═══ EXERCISE INPUT ═══
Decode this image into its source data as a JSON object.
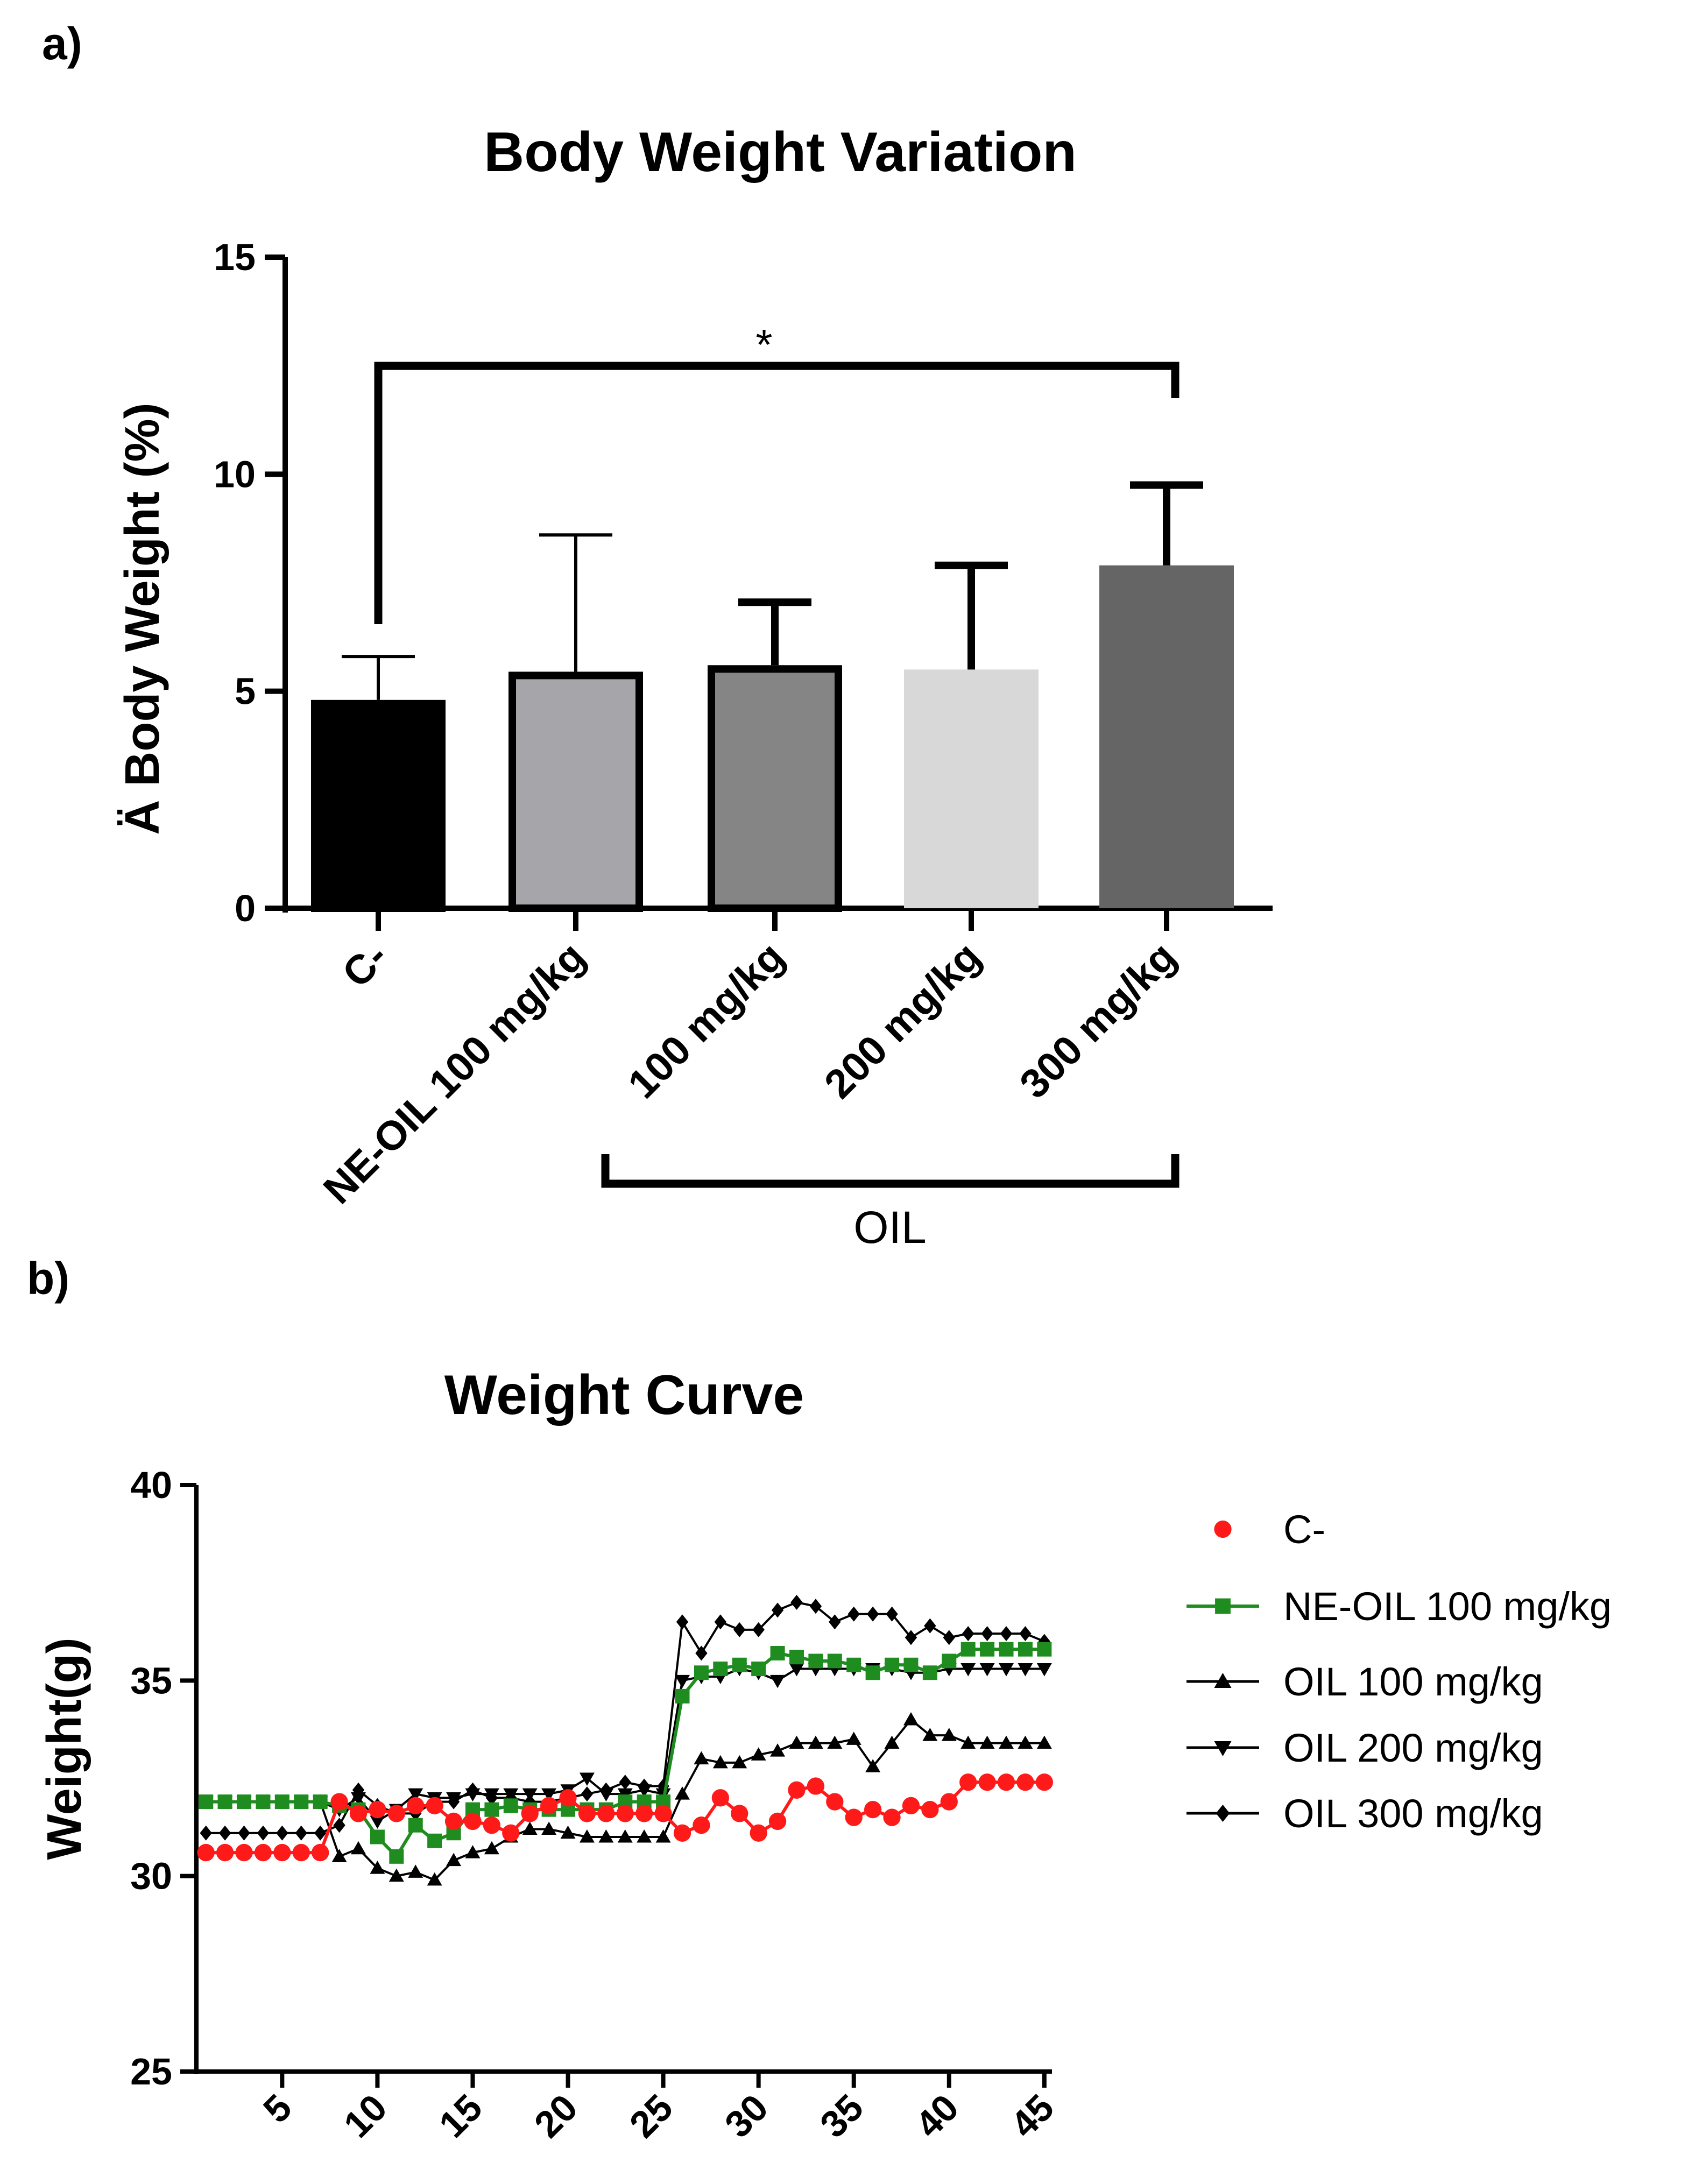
{
  "colors": {
    "ctrl_bar": "#000000",
    "ne_oil_bar": "#a6a6aa",
    "oil100_bar": "#858585",
    "oil200_bar": "#d8d8d8",
    "oil300_bar": "#656565",
    "ctrl_line": "#ff1a1a",
    "ne_oil_line": "#1e8c1e",
    "oil_lines": "#000000"
  },
  "chart_data": [
    {
      "panel_label": "a)",
      "type": "bar",
      "title": "Body Weight Variation",
      "xlabel": "",
      "ylabel": "Ä Body Weight (%)",
      "ylim": [
        0,
        15
      ],
      "yticks": [
        "0",
        "5",
        "10",
        "15"
      ],
      "categories": [
        "C-",
        "NE-OIL 100 mg/kg",
        "100 mg/kg",
        "200 mg/kg",
        "300 mg/kg"
      ],
      "values": [
        4.8,
        5.45,
        5.6,
        5.5,
        7.9
      ],
      "error": [
        1.0,
        3.15,
        1.45,
        2.4,
        1.85
      ],
      "group_label": "OIL",
      "significance": {
        "from": "C-",
        "to": "300 mg/kg",
        "label": "*"
      }
    },
    {
      "panel_label": "b)",
      "type": "line",
      "title": "Weight Curve",
      "xlabel": "",
      "ylabel": "Weight(g)",
      "xlim": [
        1,
        45
      ],
      "ylim": [
        25,
        40
      ],
      "xticks": [
        "5",
        "10",
        "15",
        "20",
        "25",
        "30",
        "35",
        "40",
        "45"
      ],
      "yticks": [
        "25",
        "30",
        "35",
        "40"
      ],
      "x": [
        1,
        2,
        3,
        4,
        5,
        6,
        7,
        8,
        9,
        10,
        11,
        12,
        13,
        14,
        15,
        16,
        17,
        18,
        19,
        20,
        21,
        22,
        23,
        24,
        25,
        26,
        27,
        28,
        29,
        30,
        31,
        32,
        33,
        34,
        35,
        36,
        37,
        38,
        39,
        40,
        41,
        42,
        43,
        44,
        45
      ],
      "series": [
        {
          "name": "C-",
          "marker": "circle",
          "values": [
            30.6,
            30.6,
            30.6,
            30.6,
            30.6,
            30.6,
            30.6,
            31.9,
            31.6,
            31.7,
            31.6,
            31.8,
            31.8,
            31.4,
            31.4,
            31.3,
            31.1,
            31.6,
            31.8,
            32.0,
            31.6,
            31.6,
            31.6,
            31.6,
            31.6,
            31.1,
            31.3,
            32.0,
            31.6,
            31.1,
            31.4,
            32.2,
            32.3,
            31.9,
            31.5,
            31.7,
            31.5,
            31.8,
            31.7,
            31.9,
            32.4,
            32.4,
            32.4,
            32.4,
            32.4
          ]
        },
        {
          "name": "NE-OIL 100 mg/kg",
          "marker": "square",
          "values": [
            31.9,
            31.9,
            31.9,
            31.9,
            31.9,
            31.9,
            31.9,
            31.8,
            31.7,
            31.0,
            30.5,
            31.3,
            30.9,
            31.1,
            31.7,
            31.7,
            31.8,
            31.7,
            31.7,
            31.7,
            31.7,
            31.7,
            31.9,
            31.9,
            31.9,
            34.6,
            35.2,
            35.3,
            35.4,
            35.3,
            35.7,
            35.6,
            35.5,
            35.5,
            35.4,
            35.2,
            35.4,
            35.4,
            35.2,
            35.5,
            35.8,
            35.8,
            35.8,
            35.8,
            35.8
          ]
        },
        {
          "name": "OIL 100 mg/kg",
          "marker": "triangle-up",
          "values": [
            31.9,
            31.9,
            31.9,
            31.9,
            31.9,
            31.9,
            31.9,
            30.5,
            30.7,
            30.2,
            30.0,
            30.1,
            29.9,
            30.4,
            30.6,
            30.7,
            31.0,
            31.2,
            31.2,
            31.1,
            31.0,
            31.0,
            31.0,
            31.0,
            31.0,
            32.1,
            33.0,
            32.9,
            32.9,
            33.1,
            33.2,
            33.4,
            33.4,
            33.4,
            33.5,
            32.8,
            33.4,
            34.0,
            33.6,
            33.6,
            33.4,
            33.4,
            33.4,
            33.4,
            33.4
          ]
        },
        {
          "name": "OIL 200 mg/kg",
          "marker": "triangle-down",
          "values": [
            31.9,
            31.9,
            31.9,
            31.9,
            31.9,
            31.9,
            31.9,
            31.7,
            32.0,
            31.4,
            31.7,
            32.1,
            32.0,
            32.0,
            32.1,
            32.1,
            32.1,
            32.1,
            32.1,
            32.2,
            32.5,
            32.1,
            32.1,
            32.2,
            32.1,
            35.0,
            35.1,
            35.1,
            35.3,
            35.2,
            35.0,
            35.3,
            35.3,
            35.3,
            35.3,
            35.3,
            35.3,
            35.2,
            35.2,
            35.3,
            35.3,
            35.3,
            35.3,
            35.3,
            35.3
          ]
        },
        {
          "name": "OIL 300 mg/kg",
          "marker": "diamond",
          "values": [
            31.1,
            31.1,
            31.1,
            31.1,
            31.1,
            31.1,
            31.1,
            31.3,
            32.2,
            31.8,
            31.6,
            31.6,
            31.9,
            31.9,
            32.2,
            32.0,
            32.0,
            31.9,
            31.9,
            32.0,
            32.1,
            32.2,
            32.4,
            32.3,
            32.3,
            36.5,
            35.7,
            36.5,
            36.3,
            36.3,
            36.8,
            37.0,
            36.9,
            36.5,
            36.7,
            36.7,
            36.7,
            36.1,
            36.4,
            36.1,
            36.2,
            36.2,
            36.2,
            36.2,
            36.0
          ]
        }
      ]
    }
  ]
}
═══
(WHAT YOU SHOULD DO) Write out the records above exactly as they appear, leaving out any pictures.

(PROBLEM SOLUTION)
Decode this image into its source data as a JSON object.
{
  "colors": {
    "ctrl_bar": "#000000",
    "ne_oil_bar": "#a6a6aa",
    "oil100_bar": "#858585",
    "oil200_bar": "#d8d8d8",
    "oil300_bar": "#656565",
    "ctrl_line": "#ff1a1a",
    "ne_oil_line": "#1e8c1e",
    "oil_lines": "#000000"
  },
  "chart_data": [
    {
      "panel_label": "a)",
      "type": "bar",
      "title": "Body Weight Variation",
      "xlabel": "",
      "ylabel": "Ä Body Weight (%)",
      "ylim": [
        0,
        15
      ],
      "yticks": [
        "0",
        "5",
        "10",
        "15"
      ],
      "categories": [
        "C-",
        "NE-OIL 100 mg/kg",
        "100 mg/kg",
        "200 mg/kg",
        "300 mg/kg"
      ],
      "values": [
        4.8,
        5.45,
        5.6,
        5.5,
        7.9
      ],
      "error": [
        1.0,
        3.15,
        1.45,
        2.4,
        1.85
      ],
      "group_label": "OIL",
      "significance": {
        "from": "C-",
        "to": "300 mg/kg",
        "label": "*"
      }
    },
    {
      "panel_label": "b)",
      "type": "line",
      "title": "Weight Curve",
      "xlabel": "",
      "ylabel": "Weight(g)",
      "xlim": [
        1,
        45
      ],
      "ylim": [
        25,
        40
      ],
      "xticks": [
        "5",
        "10",
        "15",
        "20",
        "25",
        "30",
        "35",
        "40",
        "45"
      ],
      "yticks": [
        "25",
        "30",
        "35",
        "40"
      ],
      "x": [
        1,
        2,
        3,
        4,
        5,
        6,
        7,
        8,
        9,
        10,
        11,
        12,
        13,
        14,
        15,
        16,
        17,
        18,
        19,
        20,
        21,
        22,
        23,
        24,
        25,
        26,
        27,
        28,
        29,
        30,
        31,
        32,
        33,
        34,
        35,
        36,
        37,
        38,
        39,
        40,
        41,
        42,
        43,
        44,
        45
      ],
      "series": [
        {
          "name": "C-",
          "marker": "circle",
          "values": [
            30.6,
            30.6,
            30.6,
            30.6,
            30.6,
            30.6,
            30.6,
            31.9,
            31.6,
            31.7,
            31.6,
            31.8,
            31.8,
            31.4,
            31.4,
            31.3,
            31.1,
            31.6,
            31.8,
            32.0,
            31.6,
            31.6,
            31.6,
            31.6,
            31.6,
            31.1,
            31.3,
            32.0,
            31.6,
            31.1,
            31.4,
            32.2,
            32.3,
            31.9,
            31.5,
            31.7,
            31.5,
            31.8,
            31.7,
            31.9,
            32.4,
            32.4,
            32.4,
            32.4,
            32.4
          ]
        },
        {
          "name": "NE-OIL 100 mg/kg",
          "marker": "square",
          "values": [
            31.9,
            31.9,
            31.9,
            31.9,
            31.9,
            31.9,
            31.9,
            31.8,
            31.7,
            31.0,
            30.5,
            31.3,
            30.9,
            31.1,
            31.7,
            31.7,
            31.8,
            31.7,
            31.7,
            31.7,
            31.7,
            31.7,
            31.9,
            31.9,
            31.9,
            34.6,
            35.2,
            35.3,
            35.4,
            35.3,
            35.7,
            35.6,
            35.5,
            35.5,
            35.4,
            35.2,
            35.4,
            35.4,
            35.2,
            35.5,
            35.8,
            35.8,
            35.8,
            35.8,
            35.8
          ]
        },
        {
          "name": "OIL 100 mg/kg",
          "marker": "triangle-up",
          "values": [
            31.9,
            31.9,
            31.9,
            31.9,
            31.9,
            31.9,
            31.9,
            30.5,
            30.7,
            30.2,
            30.0,
            30.1,
            29.9,
            30.4,
            30.6,
            30.7,
            31.0,
            31.2,
            31.2,
            31.1,
            31.0,
            31.0,
            31.0,
            31.0,
            31.0,
            32.1,
            33.0,
            32.9,
            32.9,
            33.1,
            33.2,
            33.4,
            33.4,
            33.4,
            33.5,
            32.8,
            33.4,
            34.0,
            33.6,
            33.6,
            33.4,
            33.4,
            33.4,
            33.4,
            33.4
          ]
        },
        {
          "name": "OIL 200 mg/kg",
          "marker": "triangle-down",
          "values": [
            31.9,
            31.9,
            31.9,
            31.9,
            31.9,
            31.9,
            31.9,
            31.7,
            32.0,
            31.4,
            31.7,
            32.1,
            32.0,
            32.0,
            32.1,
            32.1,
            32.1,
            32.1,
            32.1,
            32.2,
            32.5,
            32.1,
            32.1,
            32.2,
            32.1,
            35.0,
            35.1,
            35.1,
            35.3,
            35.2,
            35.0,
            35.3,
            35.3,
            35.3,
            35.3,
            35.3,
            35.3,
            35.2,
            35.2,
            35.3,
            35.3,
            35.3,
            35.3,
            35.3,
            35.3
          ]
        },
        {
          "name": "OIL 300 mg/kg",
          "marker": "diamond",
          "values": [
            31.1,
            31.1,
            31.1,
            31.1,
            31.1,
            31.1,
            31.1,
            31.3,
            32.2,
            31.8,
            31.6,
            31.6,
            31.9,
            31.9,
            32.2,
            32.0,
            32.0,
            31.9,
            31.9,
            32.0,
            32.1,
            32.2,
            32.4,
            32.3,
            32.3,
            36.5,
            35.7,
            36.5,
            36.3,
            36.3,
            36.8,
            37.0,
            36.9,
            36.5,
            36.7,
            36.7,
            36.7,
            36.1,
            36.4,
            36.1,
            36.2,
            36.2,
            36.2,
            36.2,
            36.0
          ]
        }
      ]
    }
  ]
}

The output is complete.